=== DIRECTIONS FOR THIS TASK ===
Below are some records; give them all again exactly, but not the pictures.

Stored records

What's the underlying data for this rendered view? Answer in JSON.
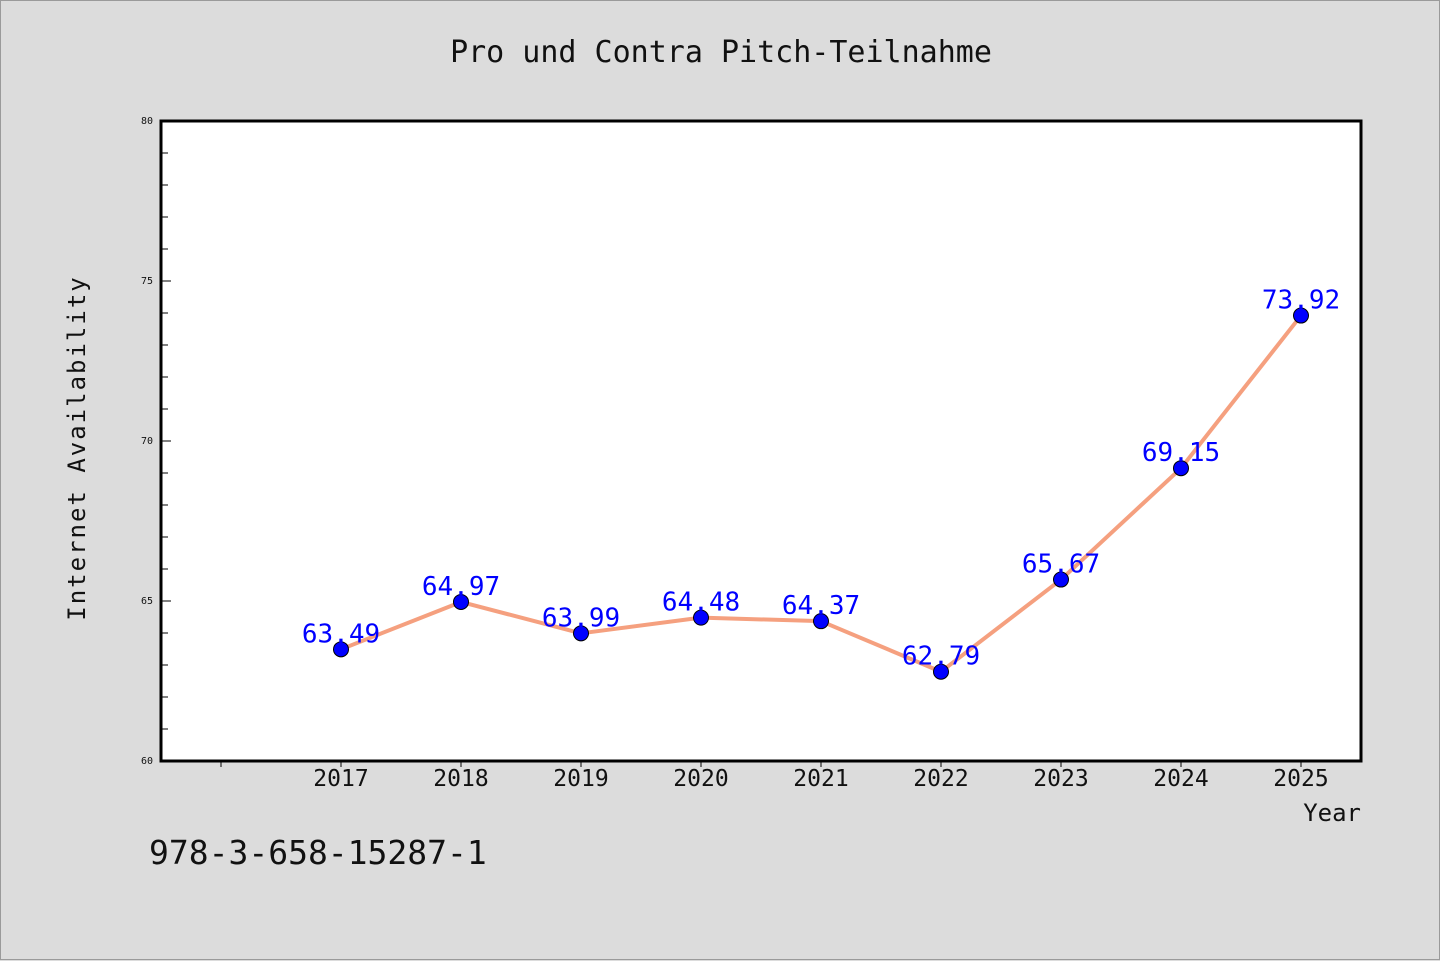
{
  "chart_data": {
    "type": "line",
    "title": "Pro und Contra Pitch-Teilnahme",
    "xlabel": "Year",
    "ylabel": "Internet Availability",
    "categories": [
      "2017",
      "2018",
      "2019",
      "2020",
      "2021",
      "2022",
      "2023",
      "2024",
      "2025"
    ],
    "series": [
      {
        "values": [
          63.49,
          64.97,
          63.99,
          64.48,
          64.37,
          62.79,
          65.67,
          69.15,
          73.92
        ],
        "labels": [
          "63.49",
          "64.97",
          "63.99",
          "64.48",
          "64.37",
          "62.79",
          "65.67",
          "69.15",
          "73.92"
        ],
        "line_color": "#f5a07f",
        "marker_color": "#0000ff",
        "label_color": "#0000ff"
      }
    ],
    "ylim": [
      60,
      80
    ],
    "yticks": [
      "60",
      "65",
      "70",
      "75",
      "80"
    ],
    "grid": false,
    "legend": "none"
  },
  "footer": {
    "code": "978-3-658-15287-1"
  }
}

=== RESULT OF THE TASK ===
What's the underlying data for this rendered view? Answer in JSON.
{
  "chart_data": {
    "type": "line",
    "title": "Pro und Contra Pitch-Teilnahme",
    "xlabel": "Year",
    "ylabel": "Internet Availability",
    "categories": [
      "2017",
      "2018",
      "2019",
      "2020",
      "2021",
      "2022",
      "2023",
      "2024",
      "2025"
    ],
    "series": [
      {
        "values": [
          63.49,
          64.97,
          63.99,
          64.48,
          64.37,
          62.79,
          65.67,
          69.15,
          73.92
        ],
        "labels": [
          "63.49",
          "64.97",
          "63.99",
          "64.48",
          "64.37",
          "62.79",
          "65.67",
          "69.15",
          "73.92"
        ],
        "line_color": "#f5a07f",
        "marker_color": "#0000ff",
        "label_color": "#0000ff"
      }
    ],
    "ylim": [
      60,
      80
    ],
    "yticks": [
      "60",
      "65",
      "70",
      "75",
      "80"
    ],
    "grid": false,
    "legend": "none"
  },
  "footer": {
    "code": "978-3-658-15287-1"
  }
}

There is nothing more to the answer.